- [REQUEST]: Search the listing for the string "encore" and copy every line that contains it.

★ ★ ★ ★ ★ ★ ★

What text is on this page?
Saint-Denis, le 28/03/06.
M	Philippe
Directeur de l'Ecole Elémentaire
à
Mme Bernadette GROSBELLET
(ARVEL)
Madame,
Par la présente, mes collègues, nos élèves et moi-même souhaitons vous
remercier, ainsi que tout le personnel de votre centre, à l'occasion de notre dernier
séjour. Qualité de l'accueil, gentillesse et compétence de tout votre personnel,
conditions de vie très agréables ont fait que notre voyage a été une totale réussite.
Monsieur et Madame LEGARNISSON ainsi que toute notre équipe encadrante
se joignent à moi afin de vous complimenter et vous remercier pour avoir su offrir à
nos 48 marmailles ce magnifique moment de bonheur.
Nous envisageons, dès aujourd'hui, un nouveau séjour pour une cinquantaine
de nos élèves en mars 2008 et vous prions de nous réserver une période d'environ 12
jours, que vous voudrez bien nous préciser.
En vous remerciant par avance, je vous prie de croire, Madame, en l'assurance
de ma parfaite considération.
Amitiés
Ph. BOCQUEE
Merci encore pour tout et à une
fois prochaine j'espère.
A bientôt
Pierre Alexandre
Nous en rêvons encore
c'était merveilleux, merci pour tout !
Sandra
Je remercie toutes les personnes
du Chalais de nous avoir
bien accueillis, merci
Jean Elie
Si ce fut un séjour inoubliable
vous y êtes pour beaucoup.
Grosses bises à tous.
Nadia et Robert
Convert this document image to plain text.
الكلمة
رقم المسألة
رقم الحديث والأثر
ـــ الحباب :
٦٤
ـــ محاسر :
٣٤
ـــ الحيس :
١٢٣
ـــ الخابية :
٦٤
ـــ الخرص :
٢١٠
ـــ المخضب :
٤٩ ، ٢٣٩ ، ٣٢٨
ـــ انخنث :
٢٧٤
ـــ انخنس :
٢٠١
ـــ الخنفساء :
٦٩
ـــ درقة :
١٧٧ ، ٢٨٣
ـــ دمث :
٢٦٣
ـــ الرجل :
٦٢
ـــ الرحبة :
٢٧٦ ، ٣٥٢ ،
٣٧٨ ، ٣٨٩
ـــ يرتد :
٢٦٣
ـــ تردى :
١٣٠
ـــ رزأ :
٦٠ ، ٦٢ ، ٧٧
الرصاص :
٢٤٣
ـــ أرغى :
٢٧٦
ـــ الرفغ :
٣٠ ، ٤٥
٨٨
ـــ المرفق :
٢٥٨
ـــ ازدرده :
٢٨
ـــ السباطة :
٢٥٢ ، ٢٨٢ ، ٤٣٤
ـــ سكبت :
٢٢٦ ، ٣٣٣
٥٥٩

★ ★ ★ ★ ★ ★ ★

- [CORRECT RESPONSE]:
Merci encore pour tout et à une
Nous en rêvons encore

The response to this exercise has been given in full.